- **DESCRIPTION OF THE TASK**
Using the material that follows, identify and copy each line with the string "needed".

[Dataset entries]
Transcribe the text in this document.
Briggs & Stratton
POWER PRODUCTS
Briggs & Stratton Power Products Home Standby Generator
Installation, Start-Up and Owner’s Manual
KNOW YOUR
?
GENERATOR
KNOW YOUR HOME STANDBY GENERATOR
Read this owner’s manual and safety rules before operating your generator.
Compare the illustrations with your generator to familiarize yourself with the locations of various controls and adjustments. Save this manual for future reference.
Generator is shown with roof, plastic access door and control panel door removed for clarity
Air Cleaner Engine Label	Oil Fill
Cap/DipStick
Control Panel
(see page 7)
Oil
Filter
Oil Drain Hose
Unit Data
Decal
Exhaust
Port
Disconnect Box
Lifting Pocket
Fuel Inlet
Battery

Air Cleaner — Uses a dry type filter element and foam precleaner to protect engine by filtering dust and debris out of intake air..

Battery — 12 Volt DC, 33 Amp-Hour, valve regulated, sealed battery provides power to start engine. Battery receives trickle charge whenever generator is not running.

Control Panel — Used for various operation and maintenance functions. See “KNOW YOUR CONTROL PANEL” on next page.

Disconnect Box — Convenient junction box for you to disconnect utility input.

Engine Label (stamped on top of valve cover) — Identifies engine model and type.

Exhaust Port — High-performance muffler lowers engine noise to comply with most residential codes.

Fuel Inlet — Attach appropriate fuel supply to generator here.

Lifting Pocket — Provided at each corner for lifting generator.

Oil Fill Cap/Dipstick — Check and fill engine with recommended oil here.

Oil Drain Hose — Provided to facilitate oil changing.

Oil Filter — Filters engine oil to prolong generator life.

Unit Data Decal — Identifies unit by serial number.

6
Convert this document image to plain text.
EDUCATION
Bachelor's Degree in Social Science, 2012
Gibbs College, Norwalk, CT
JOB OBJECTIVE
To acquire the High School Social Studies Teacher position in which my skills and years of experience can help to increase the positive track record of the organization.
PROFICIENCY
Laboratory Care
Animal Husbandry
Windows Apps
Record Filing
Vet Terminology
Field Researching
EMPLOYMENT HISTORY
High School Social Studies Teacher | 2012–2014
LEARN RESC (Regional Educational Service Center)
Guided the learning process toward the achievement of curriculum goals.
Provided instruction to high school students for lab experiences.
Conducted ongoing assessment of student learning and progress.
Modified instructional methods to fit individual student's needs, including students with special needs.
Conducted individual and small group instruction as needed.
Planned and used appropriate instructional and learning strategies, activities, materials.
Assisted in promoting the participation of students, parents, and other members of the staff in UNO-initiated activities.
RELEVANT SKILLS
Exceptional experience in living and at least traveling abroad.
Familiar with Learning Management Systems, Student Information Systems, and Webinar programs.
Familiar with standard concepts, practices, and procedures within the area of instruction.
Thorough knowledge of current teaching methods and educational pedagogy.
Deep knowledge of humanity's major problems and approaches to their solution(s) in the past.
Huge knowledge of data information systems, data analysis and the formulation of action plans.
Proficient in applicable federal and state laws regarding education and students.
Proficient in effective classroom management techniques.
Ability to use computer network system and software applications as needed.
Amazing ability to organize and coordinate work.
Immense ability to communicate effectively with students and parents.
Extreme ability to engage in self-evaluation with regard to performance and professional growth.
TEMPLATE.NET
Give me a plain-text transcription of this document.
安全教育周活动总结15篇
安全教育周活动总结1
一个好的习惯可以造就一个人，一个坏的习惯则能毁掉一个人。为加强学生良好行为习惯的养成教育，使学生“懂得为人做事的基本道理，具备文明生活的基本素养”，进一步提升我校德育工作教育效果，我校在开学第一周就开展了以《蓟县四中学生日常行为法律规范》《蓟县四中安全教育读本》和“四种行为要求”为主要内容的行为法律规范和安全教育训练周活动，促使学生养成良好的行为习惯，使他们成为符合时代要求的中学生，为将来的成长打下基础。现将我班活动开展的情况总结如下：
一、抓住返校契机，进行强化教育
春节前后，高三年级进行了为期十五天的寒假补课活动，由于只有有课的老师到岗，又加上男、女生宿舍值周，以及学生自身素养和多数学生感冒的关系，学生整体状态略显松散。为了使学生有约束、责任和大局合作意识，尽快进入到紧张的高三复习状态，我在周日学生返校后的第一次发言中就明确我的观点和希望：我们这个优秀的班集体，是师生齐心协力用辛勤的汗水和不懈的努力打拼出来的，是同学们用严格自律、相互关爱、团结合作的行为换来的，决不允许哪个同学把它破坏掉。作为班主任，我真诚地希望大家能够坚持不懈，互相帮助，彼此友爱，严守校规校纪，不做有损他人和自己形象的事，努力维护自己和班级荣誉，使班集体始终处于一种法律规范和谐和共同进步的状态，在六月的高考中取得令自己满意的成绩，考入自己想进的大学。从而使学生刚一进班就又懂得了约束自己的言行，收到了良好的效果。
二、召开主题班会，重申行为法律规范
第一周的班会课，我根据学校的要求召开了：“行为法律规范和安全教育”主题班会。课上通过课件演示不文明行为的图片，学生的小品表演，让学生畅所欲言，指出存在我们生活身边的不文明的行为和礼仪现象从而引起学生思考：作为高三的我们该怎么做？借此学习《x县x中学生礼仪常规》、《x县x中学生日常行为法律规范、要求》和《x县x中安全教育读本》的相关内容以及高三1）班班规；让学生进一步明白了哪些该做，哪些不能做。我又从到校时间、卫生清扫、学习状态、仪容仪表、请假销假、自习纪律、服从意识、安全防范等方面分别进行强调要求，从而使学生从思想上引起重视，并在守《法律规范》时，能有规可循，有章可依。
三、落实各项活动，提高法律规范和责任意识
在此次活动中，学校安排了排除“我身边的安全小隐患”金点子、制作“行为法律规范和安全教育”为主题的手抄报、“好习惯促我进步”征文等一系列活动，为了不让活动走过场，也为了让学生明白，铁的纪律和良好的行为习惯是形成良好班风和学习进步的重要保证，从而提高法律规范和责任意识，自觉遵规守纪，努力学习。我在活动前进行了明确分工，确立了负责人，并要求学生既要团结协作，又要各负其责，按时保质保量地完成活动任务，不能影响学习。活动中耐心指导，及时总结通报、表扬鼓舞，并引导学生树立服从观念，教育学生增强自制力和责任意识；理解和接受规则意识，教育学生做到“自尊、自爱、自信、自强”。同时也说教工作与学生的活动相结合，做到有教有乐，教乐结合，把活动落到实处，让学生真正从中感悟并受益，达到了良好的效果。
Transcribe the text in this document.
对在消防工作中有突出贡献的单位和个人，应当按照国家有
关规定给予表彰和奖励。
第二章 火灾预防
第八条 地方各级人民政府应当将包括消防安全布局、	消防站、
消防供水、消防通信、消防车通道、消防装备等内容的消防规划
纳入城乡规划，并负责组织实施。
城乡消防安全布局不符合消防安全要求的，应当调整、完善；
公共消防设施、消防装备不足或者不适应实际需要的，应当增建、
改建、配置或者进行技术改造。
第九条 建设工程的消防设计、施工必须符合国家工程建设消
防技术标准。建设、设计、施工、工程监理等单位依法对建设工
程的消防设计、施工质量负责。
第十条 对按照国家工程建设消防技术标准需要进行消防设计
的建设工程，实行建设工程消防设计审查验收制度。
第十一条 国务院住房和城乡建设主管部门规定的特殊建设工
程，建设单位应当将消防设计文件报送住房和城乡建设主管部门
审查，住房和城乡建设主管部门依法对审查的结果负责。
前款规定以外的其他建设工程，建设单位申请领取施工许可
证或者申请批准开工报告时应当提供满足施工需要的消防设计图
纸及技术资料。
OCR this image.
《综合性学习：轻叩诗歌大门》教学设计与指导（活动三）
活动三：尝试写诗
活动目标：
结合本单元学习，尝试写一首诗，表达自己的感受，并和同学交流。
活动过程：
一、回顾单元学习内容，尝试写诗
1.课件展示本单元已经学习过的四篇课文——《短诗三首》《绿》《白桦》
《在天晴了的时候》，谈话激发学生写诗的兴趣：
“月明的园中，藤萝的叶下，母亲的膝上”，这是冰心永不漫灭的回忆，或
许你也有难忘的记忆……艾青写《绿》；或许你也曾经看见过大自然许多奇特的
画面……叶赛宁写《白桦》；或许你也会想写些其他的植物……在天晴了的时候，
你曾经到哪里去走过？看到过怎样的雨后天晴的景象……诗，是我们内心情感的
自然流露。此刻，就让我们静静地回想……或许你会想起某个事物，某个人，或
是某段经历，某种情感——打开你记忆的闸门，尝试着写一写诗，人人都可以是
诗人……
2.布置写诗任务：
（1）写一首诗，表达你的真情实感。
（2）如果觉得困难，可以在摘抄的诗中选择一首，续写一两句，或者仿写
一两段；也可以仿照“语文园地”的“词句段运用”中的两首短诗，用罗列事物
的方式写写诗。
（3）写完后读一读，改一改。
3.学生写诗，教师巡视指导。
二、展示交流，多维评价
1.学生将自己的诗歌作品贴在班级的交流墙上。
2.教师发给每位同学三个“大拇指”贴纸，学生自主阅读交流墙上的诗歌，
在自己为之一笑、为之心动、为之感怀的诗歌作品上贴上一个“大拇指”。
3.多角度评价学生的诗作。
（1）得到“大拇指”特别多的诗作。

- **RESULT FOR THIS TASK**
Conducted individual and small group instruction as needed.
Ability to use computer network system and software applications as needed.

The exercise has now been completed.